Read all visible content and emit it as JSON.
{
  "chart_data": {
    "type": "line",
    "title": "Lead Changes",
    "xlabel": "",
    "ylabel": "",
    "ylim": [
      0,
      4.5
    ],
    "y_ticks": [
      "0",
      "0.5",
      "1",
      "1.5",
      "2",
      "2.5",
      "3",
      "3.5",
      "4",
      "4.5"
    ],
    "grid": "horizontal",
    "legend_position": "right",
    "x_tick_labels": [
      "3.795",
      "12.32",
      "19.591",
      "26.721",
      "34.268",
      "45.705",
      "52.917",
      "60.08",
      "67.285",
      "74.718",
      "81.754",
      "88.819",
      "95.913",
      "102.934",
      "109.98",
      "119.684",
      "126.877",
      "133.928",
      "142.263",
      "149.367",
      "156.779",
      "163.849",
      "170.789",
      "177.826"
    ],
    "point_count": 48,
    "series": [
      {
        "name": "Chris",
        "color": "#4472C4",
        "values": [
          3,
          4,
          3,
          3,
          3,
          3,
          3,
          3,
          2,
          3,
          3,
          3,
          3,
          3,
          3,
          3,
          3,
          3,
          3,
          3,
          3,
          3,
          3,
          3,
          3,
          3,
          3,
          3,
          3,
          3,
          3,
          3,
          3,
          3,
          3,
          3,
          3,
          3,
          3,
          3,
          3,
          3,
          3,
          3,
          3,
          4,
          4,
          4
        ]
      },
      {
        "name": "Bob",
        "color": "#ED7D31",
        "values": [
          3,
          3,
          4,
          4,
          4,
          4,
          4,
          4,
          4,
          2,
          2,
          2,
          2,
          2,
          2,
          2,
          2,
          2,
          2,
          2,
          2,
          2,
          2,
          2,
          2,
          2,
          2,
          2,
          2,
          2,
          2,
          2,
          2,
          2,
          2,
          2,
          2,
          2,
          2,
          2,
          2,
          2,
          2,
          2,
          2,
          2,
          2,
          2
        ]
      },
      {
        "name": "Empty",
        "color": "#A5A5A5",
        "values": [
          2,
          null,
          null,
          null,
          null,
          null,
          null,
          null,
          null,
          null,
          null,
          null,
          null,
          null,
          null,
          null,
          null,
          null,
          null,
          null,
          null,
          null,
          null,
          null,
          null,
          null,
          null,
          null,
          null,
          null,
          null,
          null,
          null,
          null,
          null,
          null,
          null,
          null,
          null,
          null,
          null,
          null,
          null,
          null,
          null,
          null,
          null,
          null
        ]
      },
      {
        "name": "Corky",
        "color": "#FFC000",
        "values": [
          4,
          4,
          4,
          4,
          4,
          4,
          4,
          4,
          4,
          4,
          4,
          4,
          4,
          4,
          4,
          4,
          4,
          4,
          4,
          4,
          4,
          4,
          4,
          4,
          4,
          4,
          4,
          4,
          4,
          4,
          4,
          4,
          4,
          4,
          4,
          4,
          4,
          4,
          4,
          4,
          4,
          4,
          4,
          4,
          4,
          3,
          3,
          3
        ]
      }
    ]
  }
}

• Requirement:
Every record above should be copied exactly.

• Written response:
Read all visible content and emit it as JSON.
{
  "chart_data": {
    "type": "line",
    "title": "Lead Changes",
    "xlabel": "",
    "ylabel": "",
    "ylim": [
      0,
      4.5
    ],
    "y_ticks": [
      "0",
      "0.5",
      "1",
      "1.5",
      "2",
      "2.5",
      "3",
      "3.5",
      "4",
      "4.5"
    ],
    "grid": "horizontal",
    "legend_position": "right",
    "x_tick_labels": [
      "3.795",
      "12.32",
      "19.591",
      "26.721",
      "34.268",
      "45.705",
      "52.917",
      "60.08",
      "67.285",
      "74.718",
      "81.754",
      "88.819",
      "95.913",
      "102.934",
      "109.98",
      "119.684",
      "126.877",
      "133.928",
      "142.263",
      "149.367",
      "156.779",
      "163.849",
      "170.789",
      "177.826"
    ],
    "point_count": 48,
    "series": [
      {
        "name": "Chris",
        "color": "#4472C4",
        "values": [
          3,
          4,
          3,
          3,
          3,
          3,
          3,
          3,
          2,
          3,
          3,
          3,
          3,
          3,
          3,
          3,
          3,
          3,
          3,
          3,
          3,
          3,
          3,
          3,
          3,
          3,
          3,
          3,
          3,
          3,
          3,
          3,
          3,
          3,
          3,
          3,
          3,
          3,
          3,
          3,
          3,
          3,
          3,
          3,
          3,
          4,
          4,
          4
        ]
      },
      {
        "name": "Bob",
        "color": "#ED7D31",
        "values": [
          3,
          3,
          4,
          4,
          4,
          4,
          4,
          4,
          4,
          2,
          2,
          2,
          2,
          2,
          2,
          2,
          2,
          2,
          2,
          2,
          2,
          2,
          2,
          2,
          2,
          2,
          2,
          2,
          2,
          2,
          2,
          2,
          2,
          2,
          2,
          2,
          2,
          2,
          2,
          2,
          2,
          2,
          2,
          2,
          2,
          2,
          2,
          2
        ]
      },
      {
        "name": "Empty",
        "color": "#A5A5A5",
        "values": [
          2,
          null,
          null,
          null,
          null,
          null,
          null,
          null,
          null,
          null,
          null,
          null,
          null,
          null,
          null,
          null,
          null,
          null,
          null,
          null,
          null,
          null,
          null,
          null,
          null,
          null,
          null,
          null,
          null,
          null,
          null,
          null,
          null,
          null,
          null,
          null,
          null,
          null,
          null,
          null,
          null,
          null,
          null,
          null,
          null,
          null,
          null,
          null
        ]
      },
      {
        "name": "Corky",
        "color": "#FFC000",
        "values": [
          4,
          4,
          4,
          4,
          4,
          4,
          4,
          4,
          4,
          4,
          4,
          4,
          4,
          4,
          4,
          4,
          4,
          4,
          4,
          4,
          4,
          4,
          4,
          4,
          4,
          4,
          4,
          4,
          4,
          4,
          4,
          4,
          4,
          4,
          4,
          4,
          4,
          4,
          4,
          4,
          4,
          4,
          4,
          4,
          4,
          3,
          3,
          3
        ]
      }
    ]
  }
}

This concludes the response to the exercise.